▸ **The problem**
Print the listing that follows, character for character.

── Data to use

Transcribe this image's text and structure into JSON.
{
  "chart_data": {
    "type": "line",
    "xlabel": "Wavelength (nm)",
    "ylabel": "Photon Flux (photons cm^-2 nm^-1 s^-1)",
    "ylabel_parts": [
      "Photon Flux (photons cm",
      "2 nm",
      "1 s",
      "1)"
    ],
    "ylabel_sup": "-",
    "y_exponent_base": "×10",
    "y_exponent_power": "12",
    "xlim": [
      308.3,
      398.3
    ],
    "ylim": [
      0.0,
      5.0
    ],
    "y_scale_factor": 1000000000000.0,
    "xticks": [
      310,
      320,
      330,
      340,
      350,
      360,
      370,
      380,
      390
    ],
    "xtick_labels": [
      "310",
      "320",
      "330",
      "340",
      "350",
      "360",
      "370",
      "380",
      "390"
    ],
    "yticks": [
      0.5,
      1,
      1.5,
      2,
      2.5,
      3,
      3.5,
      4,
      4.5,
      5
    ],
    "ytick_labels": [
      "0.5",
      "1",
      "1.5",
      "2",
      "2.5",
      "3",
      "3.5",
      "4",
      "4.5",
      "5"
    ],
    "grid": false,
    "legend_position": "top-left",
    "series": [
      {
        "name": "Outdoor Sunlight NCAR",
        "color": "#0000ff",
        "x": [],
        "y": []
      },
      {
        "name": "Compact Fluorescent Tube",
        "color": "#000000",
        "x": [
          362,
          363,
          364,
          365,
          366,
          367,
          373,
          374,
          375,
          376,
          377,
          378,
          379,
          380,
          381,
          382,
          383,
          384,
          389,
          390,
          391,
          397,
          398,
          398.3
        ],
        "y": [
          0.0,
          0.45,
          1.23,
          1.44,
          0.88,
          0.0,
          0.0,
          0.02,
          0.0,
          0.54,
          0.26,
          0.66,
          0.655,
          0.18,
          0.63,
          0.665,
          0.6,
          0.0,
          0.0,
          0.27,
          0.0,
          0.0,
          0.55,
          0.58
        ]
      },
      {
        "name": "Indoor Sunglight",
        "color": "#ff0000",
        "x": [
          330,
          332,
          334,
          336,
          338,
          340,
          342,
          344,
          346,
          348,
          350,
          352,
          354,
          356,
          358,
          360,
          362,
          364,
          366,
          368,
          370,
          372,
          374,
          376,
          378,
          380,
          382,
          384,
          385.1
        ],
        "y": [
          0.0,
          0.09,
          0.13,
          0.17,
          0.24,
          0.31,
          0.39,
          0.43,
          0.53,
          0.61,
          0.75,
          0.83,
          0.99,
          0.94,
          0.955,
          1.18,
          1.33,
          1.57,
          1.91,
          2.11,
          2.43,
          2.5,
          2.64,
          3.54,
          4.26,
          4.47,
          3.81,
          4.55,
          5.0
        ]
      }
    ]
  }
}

────

▸ **Result below**
Transcribe this image's text and structure into JSON.
{
  "chart_data": {
    "type": "line",
    "xlabel": "Wavelength (nm)",
    "ylabel": "Photon Flux (photons cm^-2 nm^-1 s^-1)",
    "ylabel_parts": [
      "Photon Flux (photons cm",
      "2 nm",
      "1 s",
      "1)"
    ],
    "ylabel_sup": "-",
    "y_exponent_base": "×10",
    "y_exponent_power": "12",
    "xlim": [
      308.3,
      398.3
    ],
    "ylim": [
      0.0,
      5.0
    ],
    "y_scale_factor": 1000000000000.0,
    "xticks": [
      310,
      320,
      330,
      340,
      350,
      360,
      370,
      380,
      390
    ],
    "xtick_labels": [
      "310",
      "320",
      "330",
      "340",
      "350",
      "360",
      "370",
      "380",
      "390"
    ],
    "yticks": [
      0.5,
      1,
      1.5,
      2,
      2.5,
      3,
      3.5,
      4,
      4.5,
      5
    ],
    "ytick_labels": [
      "0.5",
      "1",
      "1.5",
      "2",
      "2.5",
      "3",
      "3.5",
      "4",
      "4.5",
      "5"
    ],
    "grid": false,
    "legend_position": "top-left",
    "series": [
      {
        "name": "Outdoor Sunlight NCAR",
        "color": "#0000ff",
        "x": [],
        "y": []
      },
      {
        "name": "Compact Fluorescent Tube",
        "color": "#000000",
        "x": [
          362,
          363,
          364,
          365,
          366,
          367,
          373,
          374,
          375,
          376,
          377,
          378,
          379,
          380,
          381,
          382,
          383,
          384,
          389,
          390,
          391,
          397,
          398,
          398.3
        ],
        "y": [
          0.0,
          0.45,
          1.23,
          1.44,
          0.88,
          0.0,
          0.0,
          0.02,
          0.0,
          0.54,
          0.26,
          0.66,
          0.655,
          0.18,
          0.63,
          0.665,
          0.6,
          0.0,
          0.0,
          0.27,
          0.0,
          0.0,
          0.55,
          0.58
        ]
      },
      {
        "name": "Indoor Sunglight",
        "color": "#ff0000",
        "x": [
          330,
          332,
          334,
          336,
          338,
          340,
          342,
          344,
          346,
          348,
          350,
          352,
          354,
          356,
          358,
          360,
          362,
          364,
          366,
          368,
          370,
          372,
          374,
          376,
          378,
          380,
          382,
          384,
          385.1
        ],
        "y": [
          0.0,
          0.09,
          0.13,
          0.17,
          0.24,
          0.31,
          0.39,
          0.43,
          0.53,
          0.61,
          0.75,
          0.83,
          0.99,
          0.94,
          0.955,
          1.18,
          1.33,
          1.57,
          1.91,
          2.11,
          2.43,
          2.5,
          2.64,
          3.54,
          4.26,
          4.47,
          3.81,
          4.55,
          5.0
        ]
      }
    ]
  }
}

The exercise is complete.